Task statement -> Each line containing the word "fórmula" must be collected.

** Start of Listing **

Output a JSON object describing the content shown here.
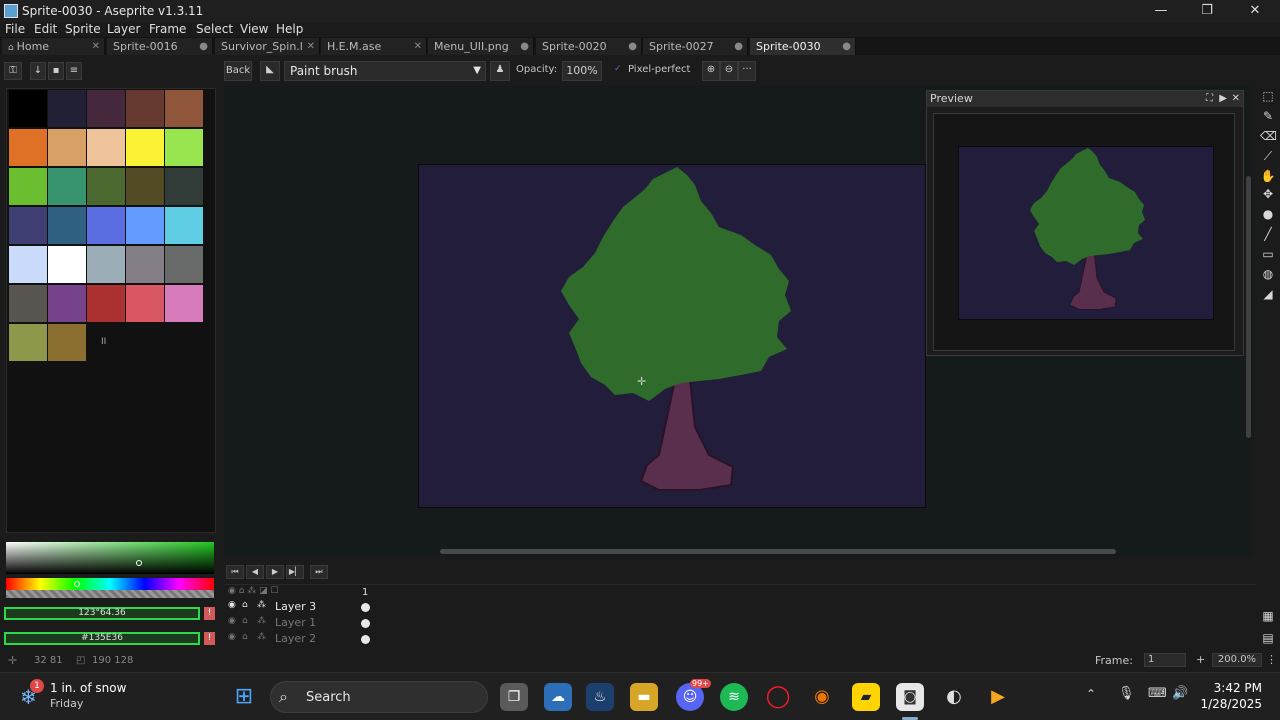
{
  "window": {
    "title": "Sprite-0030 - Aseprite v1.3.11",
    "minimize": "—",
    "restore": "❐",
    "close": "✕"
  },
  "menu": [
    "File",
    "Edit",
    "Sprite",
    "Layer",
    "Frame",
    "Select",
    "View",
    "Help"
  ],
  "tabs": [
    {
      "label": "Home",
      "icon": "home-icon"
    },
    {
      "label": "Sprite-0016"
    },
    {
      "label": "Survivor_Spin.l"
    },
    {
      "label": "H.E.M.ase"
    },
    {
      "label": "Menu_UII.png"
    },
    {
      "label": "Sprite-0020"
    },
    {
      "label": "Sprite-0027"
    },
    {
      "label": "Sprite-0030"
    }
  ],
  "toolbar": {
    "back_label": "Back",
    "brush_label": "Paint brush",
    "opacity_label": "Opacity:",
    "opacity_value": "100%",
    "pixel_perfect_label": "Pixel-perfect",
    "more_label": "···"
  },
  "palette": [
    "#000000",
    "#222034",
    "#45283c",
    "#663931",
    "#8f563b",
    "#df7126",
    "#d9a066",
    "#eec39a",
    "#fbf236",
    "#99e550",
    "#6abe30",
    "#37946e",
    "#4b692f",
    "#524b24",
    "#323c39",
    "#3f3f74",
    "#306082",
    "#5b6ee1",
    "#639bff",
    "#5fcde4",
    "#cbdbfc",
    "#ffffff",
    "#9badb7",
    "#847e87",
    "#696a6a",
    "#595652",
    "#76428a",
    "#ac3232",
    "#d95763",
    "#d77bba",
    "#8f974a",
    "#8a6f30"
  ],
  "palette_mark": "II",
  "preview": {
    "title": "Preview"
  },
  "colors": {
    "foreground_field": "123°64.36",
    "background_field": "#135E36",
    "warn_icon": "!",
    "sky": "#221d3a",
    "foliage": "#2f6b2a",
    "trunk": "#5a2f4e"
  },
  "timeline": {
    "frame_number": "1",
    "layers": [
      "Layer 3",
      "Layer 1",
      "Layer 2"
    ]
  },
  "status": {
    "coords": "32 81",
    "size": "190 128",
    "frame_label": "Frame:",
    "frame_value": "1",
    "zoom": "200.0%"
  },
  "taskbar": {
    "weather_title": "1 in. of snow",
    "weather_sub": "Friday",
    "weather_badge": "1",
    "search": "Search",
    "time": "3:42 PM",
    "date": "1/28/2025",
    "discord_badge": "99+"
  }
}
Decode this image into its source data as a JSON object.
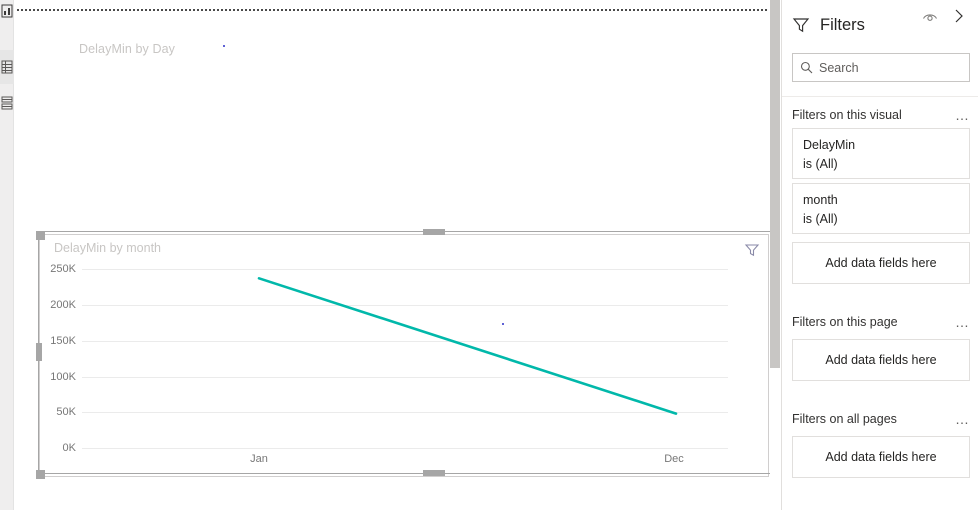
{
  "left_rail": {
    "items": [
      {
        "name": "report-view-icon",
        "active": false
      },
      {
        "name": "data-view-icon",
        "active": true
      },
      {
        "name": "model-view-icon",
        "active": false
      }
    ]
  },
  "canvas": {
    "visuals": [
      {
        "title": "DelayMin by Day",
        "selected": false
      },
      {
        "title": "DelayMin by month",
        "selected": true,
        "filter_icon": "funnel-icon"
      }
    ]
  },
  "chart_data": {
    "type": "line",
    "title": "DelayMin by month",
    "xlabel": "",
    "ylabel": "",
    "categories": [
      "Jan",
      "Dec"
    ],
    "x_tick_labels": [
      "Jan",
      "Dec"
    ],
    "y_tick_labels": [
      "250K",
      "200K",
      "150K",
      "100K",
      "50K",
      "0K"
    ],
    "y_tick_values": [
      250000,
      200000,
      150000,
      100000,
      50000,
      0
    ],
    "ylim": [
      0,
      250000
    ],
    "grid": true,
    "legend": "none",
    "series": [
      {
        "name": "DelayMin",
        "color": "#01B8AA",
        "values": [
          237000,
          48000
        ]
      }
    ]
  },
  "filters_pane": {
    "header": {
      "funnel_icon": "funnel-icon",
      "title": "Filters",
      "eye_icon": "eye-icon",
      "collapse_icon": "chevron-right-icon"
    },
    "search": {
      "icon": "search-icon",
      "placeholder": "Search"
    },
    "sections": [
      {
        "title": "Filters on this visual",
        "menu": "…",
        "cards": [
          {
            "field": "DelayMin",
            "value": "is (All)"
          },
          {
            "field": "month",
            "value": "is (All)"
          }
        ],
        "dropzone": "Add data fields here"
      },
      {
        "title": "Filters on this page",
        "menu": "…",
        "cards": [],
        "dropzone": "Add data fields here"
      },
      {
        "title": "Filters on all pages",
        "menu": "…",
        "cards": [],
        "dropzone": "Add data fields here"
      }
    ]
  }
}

** End of Listing **
** Start of Listing **

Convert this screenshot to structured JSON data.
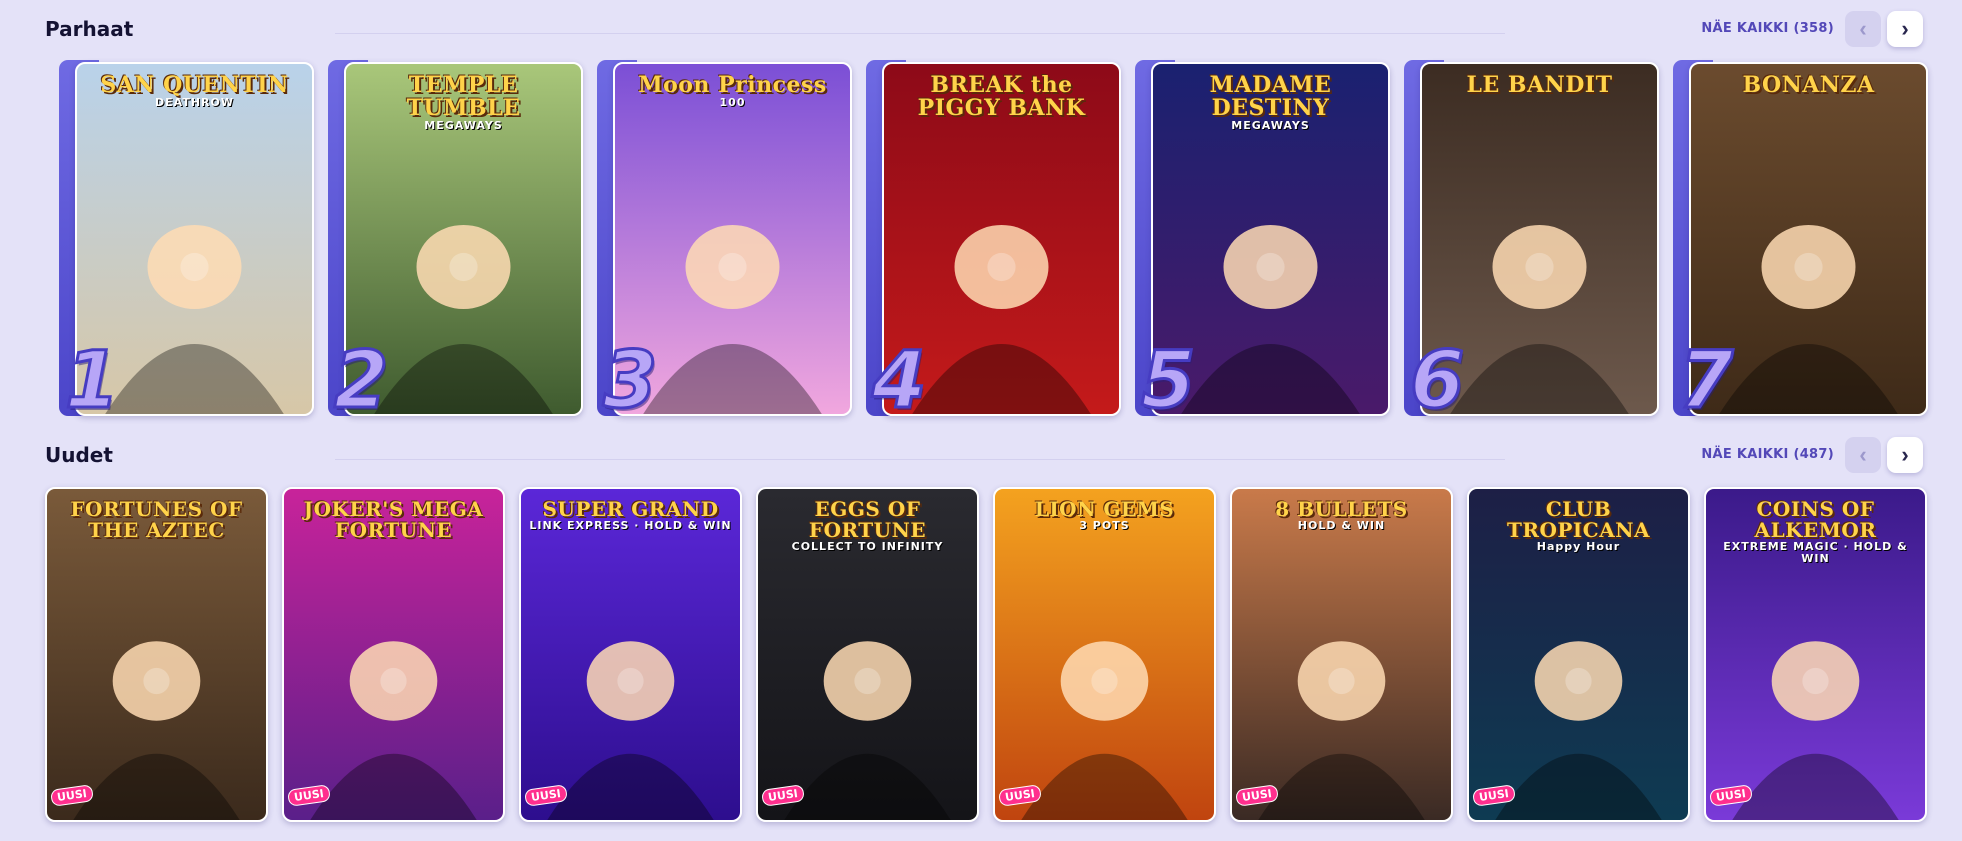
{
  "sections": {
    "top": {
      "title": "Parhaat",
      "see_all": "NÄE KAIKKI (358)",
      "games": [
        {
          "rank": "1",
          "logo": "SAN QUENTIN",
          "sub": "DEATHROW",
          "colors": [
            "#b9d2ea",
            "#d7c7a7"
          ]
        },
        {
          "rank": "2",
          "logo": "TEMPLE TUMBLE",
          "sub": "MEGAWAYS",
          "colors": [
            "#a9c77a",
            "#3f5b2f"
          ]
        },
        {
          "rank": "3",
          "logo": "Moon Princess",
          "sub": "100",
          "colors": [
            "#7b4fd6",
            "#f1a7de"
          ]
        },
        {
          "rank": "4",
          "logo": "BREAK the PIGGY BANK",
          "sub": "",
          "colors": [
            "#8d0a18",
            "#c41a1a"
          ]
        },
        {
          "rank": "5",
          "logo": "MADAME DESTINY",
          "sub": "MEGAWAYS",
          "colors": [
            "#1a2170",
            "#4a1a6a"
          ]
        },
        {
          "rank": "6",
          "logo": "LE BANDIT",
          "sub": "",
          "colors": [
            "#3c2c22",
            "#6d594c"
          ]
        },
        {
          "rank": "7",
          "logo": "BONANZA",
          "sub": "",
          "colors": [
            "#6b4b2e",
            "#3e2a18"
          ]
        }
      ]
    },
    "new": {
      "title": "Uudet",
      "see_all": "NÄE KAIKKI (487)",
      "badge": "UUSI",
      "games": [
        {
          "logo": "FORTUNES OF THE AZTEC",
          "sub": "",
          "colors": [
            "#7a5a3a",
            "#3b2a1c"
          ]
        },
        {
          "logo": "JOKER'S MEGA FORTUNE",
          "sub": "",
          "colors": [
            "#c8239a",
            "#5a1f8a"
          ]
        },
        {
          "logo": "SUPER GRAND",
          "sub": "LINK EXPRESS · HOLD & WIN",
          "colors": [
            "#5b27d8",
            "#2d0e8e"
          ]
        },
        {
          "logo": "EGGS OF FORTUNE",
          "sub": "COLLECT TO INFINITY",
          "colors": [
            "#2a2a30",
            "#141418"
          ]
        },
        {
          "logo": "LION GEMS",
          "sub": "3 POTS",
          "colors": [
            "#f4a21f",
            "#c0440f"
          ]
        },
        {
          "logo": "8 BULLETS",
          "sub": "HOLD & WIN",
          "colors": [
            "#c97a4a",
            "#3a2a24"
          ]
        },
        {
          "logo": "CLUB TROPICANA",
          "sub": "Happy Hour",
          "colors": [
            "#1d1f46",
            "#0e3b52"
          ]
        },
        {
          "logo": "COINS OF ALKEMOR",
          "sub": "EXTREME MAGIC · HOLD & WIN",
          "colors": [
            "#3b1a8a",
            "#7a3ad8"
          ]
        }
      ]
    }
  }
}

** End of Listing **
** Start of Listing **

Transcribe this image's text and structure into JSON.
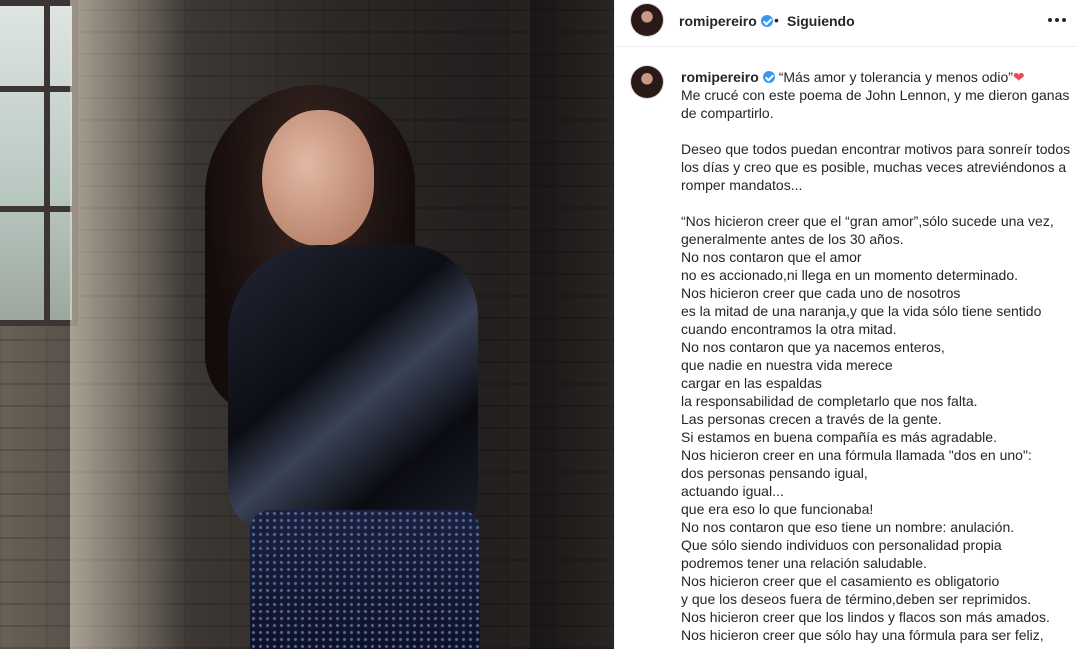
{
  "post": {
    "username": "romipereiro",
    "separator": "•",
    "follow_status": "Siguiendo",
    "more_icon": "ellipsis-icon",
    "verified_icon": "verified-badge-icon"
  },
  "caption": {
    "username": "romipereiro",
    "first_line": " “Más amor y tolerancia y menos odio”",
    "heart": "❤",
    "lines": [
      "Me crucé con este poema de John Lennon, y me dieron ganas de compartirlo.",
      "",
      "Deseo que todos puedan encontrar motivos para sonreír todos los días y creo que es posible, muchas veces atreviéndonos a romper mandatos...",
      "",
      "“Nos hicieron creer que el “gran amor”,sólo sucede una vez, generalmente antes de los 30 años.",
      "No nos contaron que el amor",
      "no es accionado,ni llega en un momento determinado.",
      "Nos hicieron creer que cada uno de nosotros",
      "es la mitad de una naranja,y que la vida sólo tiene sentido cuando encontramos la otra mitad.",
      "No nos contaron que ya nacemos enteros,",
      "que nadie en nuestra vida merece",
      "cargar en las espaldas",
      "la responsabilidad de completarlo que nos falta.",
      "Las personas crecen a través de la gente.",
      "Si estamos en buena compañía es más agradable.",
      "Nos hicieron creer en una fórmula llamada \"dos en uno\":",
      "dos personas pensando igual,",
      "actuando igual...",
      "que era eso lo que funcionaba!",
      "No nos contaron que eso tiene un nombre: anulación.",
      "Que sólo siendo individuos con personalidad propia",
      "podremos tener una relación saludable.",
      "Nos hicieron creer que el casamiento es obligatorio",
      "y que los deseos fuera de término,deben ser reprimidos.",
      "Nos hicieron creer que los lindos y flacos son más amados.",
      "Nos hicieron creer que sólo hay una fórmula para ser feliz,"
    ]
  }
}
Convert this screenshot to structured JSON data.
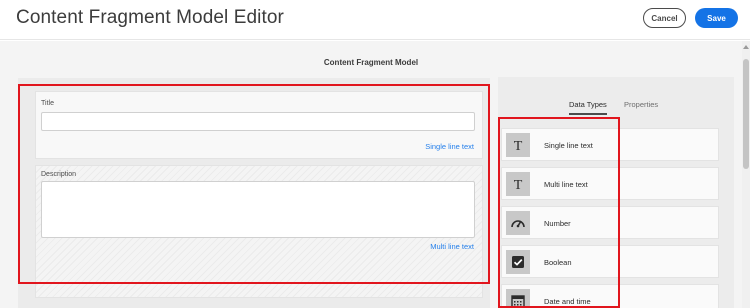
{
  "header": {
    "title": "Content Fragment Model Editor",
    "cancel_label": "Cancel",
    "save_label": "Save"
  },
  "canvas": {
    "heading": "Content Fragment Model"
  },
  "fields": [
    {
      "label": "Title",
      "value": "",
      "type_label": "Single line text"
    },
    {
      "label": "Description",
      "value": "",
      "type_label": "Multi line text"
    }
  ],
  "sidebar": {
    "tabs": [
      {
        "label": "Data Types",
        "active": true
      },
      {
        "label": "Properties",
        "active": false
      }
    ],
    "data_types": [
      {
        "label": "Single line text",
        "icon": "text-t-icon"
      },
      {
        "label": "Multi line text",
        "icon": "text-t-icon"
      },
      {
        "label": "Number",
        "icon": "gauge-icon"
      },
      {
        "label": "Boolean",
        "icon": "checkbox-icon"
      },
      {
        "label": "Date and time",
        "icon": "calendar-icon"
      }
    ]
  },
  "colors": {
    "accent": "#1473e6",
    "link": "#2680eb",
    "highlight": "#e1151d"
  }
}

** End of Listing **

Written solution ->
      "Nos hicieron creer en una fórmula llamada \"dos en uno\":",
      "Nos hicieron creer que sólo hay una fórmula para ser feliz,"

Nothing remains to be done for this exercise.